▸ **SET EXERCISE**: Print the entries below in their entirety, exactly as they are written.

[Stored data entries]
◇ ◇ ◇ ◇ ◇ ◇ ◇

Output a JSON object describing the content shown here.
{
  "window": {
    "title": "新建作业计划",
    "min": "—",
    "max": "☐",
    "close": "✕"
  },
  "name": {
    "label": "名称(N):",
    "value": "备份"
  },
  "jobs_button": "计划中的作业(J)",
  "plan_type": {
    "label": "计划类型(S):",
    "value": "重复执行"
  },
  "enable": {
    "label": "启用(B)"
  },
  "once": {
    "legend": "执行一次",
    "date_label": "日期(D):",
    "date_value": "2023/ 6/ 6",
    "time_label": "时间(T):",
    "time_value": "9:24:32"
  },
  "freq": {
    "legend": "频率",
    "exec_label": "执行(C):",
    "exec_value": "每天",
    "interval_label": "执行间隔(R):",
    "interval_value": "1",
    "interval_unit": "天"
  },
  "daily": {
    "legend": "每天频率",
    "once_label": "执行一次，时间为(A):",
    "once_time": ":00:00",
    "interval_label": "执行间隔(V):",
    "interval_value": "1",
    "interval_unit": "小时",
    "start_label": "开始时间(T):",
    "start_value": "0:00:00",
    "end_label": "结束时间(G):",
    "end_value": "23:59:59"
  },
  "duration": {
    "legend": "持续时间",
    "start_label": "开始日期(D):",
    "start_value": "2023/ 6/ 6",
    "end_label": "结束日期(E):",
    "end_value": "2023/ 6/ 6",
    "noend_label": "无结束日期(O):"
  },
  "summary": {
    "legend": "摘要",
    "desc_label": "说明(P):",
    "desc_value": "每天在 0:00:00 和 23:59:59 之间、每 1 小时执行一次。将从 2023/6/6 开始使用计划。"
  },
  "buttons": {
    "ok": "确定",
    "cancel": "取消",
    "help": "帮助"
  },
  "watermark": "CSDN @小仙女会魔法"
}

◇ ◇ ◇ ◇ ◇ ◇ ◇

▸ **REPLY**:
Output a JSON object describing the content shown here.
{
  "window": {
    "title": "新建作业计划",
    "min": "—",
    "max": "☐",
    "close": "✕"
  },
  "name": {
    "label": "名称(N):",
    "value": "备份"
  },
  "jobs_button": "计划中的作业(J)",
  "plan_type": {
    "label": "计划类型(S):",
    "value": "重复执行"
  },
  "enable": {
    "label": "启用(B)"
  },
  "once": {
    "legend": "执行一次",
    "date_label": "日期(D):",
    "date_value": "2023/ 6/ 6",
    "time_label": "时间(T):",
    "time_value": "9:24:32"
  },
  "freq": {
    "legend": "频率",
    "exec_label": "执行(C):",
    "exec_value": "每天",
    "interval_label": "执行间隔(R):",
    "interval_value": "1",
    "interval_unit": "天"
  },
  "daily": {
    "legend": "每天频率",
    "once_label": "执行一次，时间为(A):",
    "once_time": ":00:00",
    "interval_label": "执行间隔(V):",
    "interval_value": "1",
    "interval_unit": "小时",
    "start_label": "开始时间(T):",
    "start_value": "0:00:00",
    "end_label": "结束时间(G):",
    "end_value": "23:59:59"
  },
  "duration": {
    "legend": "持续时间",
    "start_label": "开始日期(D):",
    "start_value": "2023/ 6/ 6",
    "end_label": "结束日期(E):",
    "end_value": "2023/ 6/ 6",
    "noend_label": "无结束日期(O):"
  },
  "summary": {
    "legend": "摘要",
    "desc_label": "说明(P):",
    "desc_value": "每天在 0:00:00 和 23:59:59 之间、每 1 小时执行一次。将从 2023/6/6 开始使用计划。"
  },
  "buttons": {
    "ok": "确定",
    "cancel": "取消",
    "help": "帮助"
  },
  "watermark": "CSDN @小仙女会魔法"
}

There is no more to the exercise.